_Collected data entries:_

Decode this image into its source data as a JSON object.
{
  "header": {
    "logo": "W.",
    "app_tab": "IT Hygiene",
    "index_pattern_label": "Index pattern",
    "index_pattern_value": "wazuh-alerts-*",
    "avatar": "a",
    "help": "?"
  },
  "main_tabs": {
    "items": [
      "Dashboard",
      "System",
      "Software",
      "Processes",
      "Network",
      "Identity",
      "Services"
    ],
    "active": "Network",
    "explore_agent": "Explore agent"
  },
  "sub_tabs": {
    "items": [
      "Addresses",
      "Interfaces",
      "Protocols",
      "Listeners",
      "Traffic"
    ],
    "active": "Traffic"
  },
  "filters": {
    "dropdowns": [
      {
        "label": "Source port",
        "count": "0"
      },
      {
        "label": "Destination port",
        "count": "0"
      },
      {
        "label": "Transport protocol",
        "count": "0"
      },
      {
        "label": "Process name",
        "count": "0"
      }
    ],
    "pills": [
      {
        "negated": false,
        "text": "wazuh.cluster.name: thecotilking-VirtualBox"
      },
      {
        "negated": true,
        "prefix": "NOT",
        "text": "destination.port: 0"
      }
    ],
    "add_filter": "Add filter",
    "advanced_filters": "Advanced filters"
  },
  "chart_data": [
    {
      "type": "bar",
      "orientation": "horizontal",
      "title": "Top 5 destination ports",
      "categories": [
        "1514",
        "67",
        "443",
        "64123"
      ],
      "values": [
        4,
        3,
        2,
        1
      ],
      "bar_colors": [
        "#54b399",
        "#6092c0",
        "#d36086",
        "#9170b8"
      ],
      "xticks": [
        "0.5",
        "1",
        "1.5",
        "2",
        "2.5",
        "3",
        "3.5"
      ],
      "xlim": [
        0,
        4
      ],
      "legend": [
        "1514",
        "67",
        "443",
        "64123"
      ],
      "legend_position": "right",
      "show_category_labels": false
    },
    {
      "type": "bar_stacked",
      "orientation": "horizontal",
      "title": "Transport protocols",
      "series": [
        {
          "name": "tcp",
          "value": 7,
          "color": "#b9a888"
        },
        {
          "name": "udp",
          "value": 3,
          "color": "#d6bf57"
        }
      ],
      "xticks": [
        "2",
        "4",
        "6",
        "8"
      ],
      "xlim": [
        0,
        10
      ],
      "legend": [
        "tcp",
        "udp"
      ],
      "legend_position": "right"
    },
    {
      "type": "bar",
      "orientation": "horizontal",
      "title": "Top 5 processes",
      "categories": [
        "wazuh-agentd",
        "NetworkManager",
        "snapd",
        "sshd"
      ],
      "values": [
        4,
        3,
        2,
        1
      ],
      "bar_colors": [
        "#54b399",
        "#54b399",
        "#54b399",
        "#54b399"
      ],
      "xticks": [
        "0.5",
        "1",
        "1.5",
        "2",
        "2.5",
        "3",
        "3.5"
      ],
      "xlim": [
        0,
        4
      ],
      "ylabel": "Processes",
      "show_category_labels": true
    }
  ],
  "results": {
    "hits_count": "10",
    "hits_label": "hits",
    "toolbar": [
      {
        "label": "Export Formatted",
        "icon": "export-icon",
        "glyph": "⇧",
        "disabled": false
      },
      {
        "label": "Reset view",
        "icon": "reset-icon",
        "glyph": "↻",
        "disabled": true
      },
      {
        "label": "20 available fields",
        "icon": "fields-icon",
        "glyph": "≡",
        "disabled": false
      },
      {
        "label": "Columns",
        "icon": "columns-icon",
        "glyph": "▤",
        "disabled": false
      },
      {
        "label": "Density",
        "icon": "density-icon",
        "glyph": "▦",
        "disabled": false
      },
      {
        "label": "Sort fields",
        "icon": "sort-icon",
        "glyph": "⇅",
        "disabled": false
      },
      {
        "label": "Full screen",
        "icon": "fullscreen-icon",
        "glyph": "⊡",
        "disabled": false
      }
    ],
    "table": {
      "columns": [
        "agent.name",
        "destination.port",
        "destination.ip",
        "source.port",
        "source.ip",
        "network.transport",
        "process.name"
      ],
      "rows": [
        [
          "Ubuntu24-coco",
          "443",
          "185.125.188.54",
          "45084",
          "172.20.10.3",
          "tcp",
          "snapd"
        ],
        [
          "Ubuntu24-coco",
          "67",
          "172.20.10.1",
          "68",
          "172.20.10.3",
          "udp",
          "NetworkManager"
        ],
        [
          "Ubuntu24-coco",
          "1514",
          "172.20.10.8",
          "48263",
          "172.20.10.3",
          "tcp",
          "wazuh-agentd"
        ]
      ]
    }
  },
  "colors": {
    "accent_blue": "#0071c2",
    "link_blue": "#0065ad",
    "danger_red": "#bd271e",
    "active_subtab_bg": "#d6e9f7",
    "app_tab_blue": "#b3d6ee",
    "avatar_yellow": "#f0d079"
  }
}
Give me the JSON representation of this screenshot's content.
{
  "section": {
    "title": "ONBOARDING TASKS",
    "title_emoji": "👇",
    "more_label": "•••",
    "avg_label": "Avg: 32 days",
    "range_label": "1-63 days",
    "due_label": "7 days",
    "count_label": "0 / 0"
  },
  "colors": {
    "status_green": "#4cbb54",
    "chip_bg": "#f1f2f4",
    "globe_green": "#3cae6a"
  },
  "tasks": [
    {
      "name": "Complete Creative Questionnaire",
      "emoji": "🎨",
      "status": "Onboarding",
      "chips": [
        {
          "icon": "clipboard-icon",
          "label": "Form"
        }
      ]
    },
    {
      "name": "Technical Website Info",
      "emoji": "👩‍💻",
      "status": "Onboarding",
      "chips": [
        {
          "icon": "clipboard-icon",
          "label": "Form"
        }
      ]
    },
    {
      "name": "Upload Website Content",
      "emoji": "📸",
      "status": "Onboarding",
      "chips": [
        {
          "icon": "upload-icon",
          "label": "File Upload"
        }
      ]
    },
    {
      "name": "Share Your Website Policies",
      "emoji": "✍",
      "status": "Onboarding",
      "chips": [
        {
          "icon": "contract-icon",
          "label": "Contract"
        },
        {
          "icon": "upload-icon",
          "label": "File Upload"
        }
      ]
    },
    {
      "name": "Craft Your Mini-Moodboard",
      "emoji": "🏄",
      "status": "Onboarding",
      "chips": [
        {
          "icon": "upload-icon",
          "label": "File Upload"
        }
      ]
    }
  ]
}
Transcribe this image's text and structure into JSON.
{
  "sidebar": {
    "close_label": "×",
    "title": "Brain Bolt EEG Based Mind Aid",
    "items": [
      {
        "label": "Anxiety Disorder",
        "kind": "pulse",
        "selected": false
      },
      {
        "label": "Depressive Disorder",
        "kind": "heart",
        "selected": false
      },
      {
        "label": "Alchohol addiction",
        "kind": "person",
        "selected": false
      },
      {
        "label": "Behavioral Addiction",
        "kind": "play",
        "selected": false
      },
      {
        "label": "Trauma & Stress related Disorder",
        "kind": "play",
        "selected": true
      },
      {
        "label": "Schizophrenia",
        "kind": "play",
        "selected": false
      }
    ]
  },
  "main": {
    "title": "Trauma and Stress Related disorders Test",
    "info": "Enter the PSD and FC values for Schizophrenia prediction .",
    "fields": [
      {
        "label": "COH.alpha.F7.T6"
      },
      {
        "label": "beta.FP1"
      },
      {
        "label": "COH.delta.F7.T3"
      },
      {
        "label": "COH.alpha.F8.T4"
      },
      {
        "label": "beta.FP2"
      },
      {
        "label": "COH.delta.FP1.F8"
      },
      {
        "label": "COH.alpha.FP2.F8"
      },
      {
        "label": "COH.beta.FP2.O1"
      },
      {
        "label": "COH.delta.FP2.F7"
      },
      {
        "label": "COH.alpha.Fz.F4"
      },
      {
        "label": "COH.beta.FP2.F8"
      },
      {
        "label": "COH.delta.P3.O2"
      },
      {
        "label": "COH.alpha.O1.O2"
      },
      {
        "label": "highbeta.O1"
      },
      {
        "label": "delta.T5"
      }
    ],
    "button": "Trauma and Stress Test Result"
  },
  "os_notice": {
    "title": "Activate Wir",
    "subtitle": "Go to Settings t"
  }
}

_What is being asked:_ Filter the records for lines holding the string "alpha". Copy each one.

_The answer:_
        "label": "COH.alpha.F7.T6"
        "label": "COH.alpha.F8.T4"
        "label": "COH.alpha.FP2.F8"
        "label": "COH.alpha.Fz.F4"
        "label": "COH.alpha.O1.O2"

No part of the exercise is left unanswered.